▸ EXERCISE DESCRIPTION
Report the total number of lines that include the string "Nevt", without any other text.

━━━━━━━━

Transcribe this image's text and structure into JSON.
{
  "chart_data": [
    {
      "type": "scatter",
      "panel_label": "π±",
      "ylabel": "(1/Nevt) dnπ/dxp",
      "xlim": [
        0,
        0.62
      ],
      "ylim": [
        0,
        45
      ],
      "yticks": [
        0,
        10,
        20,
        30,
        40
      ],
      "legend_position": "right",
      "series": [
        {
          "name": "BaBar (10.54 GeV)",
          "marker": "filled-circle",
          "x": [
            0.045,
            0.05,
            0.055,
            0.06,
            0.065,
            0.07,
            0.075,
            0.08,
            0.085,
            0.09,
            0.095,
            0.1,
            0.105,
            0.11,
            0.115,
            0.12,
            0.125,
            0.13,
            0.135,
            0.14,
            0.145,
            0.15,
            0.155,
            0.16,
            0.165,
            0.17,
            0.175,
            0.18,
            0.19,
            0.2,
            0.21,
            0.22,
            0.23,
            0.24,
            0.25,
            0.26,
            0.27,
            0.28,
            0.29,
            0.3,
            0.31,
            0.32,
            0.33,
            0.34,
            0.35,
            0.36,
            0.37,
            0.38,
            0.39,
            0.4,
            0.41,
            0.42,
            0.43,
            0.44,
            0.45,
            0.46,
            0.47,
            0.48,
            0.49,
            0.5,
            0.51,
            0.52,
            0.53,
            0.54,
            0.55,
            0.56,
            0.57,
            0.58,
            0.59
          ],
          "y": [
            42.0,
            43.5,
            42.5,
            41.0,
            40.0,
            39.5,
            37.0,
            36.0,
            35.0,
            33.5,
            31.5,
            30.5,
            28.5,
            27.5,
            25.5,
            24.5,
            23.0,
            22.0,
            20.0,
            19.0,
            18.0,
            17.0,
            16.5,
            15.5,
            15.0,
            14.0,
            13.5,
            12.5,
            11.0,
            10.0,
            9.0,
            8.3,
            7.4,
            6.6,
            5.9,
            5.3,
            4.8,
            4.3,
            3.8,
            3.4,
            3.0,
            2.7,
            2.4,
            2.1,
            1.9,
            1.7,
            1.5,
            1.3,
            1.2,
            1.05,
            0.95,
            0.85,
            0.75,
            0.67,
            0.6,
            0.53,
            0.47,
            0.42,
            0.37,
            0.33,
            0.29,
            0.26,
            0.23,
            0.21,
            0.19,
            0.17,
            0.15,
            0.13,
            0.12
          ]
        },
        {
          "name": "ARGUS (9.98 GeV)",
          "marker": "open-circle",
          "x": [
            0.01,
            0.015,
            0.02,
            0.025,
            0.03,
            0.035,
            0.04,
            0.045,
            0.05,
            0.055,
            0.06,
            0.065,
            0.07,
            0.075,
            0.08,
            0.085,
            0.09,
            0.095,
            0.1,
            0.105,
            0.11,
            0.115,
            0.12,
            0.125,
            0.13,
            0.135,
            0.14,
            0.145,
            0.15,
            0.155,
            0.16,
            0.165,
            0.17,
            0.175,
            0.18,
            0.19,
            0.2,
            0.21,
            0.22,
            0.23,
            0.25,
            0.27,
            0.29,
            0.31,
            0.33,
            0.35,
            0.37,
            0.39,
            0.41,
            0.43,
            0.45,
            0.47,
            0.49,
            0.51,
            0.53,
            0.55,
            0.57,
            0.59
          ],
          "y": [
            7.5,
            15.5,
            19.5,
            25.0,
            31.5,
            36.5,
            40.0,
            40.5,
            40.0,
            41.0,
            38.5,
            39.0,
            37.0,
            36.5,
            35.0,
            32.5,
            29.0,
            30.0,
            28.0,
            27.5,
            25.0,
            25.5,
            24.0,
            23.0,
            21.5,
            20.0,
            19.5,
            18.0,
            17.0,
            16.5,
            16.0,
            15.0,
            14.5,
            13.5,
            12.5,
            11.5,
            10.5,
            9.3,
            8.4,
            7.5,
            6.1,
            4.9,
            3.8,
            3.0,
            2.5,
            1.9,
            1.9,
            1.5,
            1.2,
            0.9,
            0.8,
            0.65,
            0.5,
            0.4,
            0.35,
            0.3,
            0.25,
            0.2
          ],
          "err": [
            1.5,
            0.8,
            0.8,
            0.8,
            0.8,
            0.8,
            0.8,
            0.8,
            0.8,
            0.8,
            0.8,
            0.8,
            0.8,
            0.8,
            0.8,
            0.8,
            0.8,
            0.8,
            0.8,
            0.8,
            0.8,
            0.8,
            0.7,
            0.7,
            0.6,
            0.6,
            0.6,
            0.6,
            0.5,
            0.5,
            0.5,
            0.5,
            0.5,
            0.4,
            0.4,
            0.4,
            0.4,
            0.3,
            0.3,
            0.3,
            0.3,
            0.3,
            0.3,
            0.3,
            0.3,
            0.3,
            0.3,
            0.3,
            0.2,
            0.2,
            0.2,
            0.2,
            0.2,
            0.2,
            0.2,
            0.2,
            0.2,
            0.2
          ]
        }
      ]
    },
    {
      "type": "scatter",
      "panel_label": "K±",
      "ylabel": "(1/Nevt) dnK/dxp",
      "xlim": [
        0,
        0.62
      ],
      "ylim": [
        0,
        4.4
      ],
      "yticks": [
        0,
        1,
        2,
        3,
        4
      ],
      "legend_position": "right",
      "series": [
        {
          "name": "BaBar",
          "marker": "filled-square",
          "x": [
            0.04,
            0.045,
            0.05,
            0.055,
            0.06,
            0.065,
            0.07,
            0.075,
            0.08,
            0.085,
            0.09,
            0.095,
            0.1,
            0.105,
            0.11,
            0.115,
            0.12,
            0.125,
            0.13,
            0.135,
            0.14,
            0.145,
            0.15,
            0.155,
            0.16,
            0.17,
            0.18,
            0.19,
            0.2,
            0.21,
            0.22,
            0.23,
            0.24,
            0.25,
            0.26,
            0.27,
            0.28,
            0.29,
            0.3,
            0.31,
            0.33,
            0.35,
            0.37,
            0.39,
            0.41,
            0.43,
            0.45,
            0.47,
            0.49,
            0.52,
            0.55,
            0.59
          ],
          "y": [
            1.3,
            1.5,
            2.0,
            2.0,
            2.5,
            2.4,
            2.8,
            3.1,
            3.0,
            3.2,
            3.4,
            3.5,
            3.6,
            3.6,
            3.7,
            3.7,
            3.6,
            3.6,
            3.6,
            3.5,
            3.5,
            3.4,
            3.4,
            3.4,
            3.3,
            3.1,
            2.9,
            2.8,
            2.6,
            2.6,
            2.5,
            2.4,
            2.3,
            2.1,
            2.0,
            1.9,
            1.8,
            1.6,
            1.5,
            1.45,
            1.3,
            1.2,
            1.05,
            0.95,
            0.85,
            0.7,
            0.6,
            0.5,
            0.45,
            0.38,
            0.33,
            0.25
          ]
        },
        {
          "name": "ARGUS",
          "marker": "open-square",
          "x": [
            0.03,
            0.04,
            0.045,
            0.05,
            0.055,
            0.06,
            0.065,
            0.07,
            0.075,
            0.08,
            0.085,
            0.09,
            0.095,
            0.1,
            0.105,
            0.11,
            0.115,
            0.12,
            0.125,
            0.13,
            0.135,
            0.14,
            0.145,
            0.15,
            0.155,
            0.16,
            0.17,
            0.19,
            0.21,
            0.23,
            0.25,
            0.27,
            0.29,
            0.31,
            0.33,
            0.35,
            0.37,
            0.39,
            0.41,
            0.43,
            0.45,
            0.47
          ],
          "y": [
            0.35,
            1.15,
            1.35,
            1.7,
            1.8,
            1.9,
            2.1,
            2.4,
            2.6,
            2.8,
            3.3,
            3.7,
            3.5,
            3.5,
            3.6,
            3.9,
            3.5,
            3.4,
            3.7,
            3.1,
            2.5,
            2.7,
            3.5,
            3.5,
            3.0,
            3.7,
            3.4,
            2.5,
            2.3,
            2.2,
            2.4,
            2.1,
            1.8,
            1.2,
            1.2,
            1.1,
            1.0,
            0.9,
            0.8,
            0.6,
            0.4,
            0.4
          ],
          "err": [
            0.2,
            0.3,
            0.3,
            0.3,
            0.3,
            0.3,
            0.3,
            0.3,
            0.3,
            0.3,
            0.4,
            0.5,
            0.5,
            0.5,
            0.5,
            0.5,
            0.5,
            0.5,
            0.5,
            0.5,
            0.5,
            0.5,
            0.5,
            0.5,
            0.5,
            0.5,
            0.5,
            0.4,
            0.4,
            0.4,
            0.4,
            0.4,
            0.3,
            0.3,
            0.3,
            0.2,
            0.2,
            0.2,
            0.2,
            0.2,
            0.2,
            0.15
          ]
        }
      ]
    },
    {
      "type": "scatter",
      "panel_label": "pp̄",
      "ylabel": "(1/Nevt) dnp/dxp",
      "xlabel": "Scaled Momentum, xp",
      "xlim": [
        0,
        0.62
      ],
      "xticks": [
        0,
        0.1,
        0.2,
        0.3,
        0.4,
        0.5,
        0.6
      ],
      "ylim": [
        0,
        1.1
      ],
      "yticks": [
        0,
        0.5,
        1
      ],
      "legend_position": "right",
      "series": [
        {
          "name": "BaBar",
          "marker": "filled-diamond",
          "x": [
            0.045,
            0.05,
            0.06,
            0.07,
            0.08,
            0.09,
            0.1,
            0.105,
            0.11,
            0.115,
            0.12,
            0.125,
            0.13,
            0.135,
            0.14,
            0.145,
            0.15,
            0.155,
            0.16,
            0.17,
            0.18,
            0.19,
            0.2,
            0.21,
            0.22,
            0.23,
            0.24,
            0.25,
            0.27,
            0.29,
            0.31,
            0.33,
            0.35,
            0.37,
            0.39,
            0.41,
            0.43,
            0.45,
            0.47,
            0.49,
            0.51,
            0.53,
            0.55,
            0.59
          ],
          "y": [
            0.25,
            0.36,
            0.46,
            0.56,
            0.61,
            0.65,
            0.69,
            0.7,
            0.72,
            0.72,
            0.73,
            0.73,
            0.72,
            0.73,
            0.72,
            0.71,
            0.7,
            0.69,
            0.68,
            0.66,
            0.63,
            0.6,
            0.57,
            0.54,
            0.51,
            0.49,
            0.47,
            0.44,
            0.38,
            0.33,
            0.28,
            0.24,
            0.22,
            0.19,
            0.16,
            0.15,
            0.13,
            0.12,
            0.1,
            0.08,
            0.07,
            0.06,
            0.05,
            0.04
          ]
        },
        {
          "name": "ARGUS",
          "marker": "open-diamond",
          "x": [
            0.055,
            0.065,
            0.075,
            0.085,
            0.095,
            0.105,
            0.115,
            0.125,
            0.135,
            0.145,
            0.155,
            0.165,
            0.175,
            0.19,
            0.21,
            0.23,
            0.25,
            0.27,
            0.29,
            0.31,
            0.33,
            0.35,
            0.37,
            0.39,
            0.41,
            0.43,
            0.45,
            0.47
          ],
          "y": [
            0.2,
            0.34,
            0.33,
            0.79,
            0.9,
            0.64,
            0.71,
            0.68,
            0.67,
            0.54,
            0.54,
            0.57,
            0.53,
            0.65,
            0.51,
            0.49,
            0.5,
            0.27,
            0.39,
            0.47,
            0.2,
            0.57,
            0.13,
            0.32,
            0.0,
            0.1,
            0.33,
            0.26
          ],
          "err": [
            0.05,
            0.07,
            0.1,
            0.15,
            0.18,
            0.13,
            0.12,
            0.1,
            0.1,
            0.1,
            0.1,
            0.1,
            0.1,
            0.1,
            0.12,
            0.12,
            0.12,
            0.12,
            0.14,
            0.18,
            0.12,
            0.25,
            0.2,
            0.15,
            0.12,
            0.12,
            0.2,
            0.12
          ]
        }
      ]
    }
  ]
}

━━━━━━━━

▸ TASK OUTPUT
3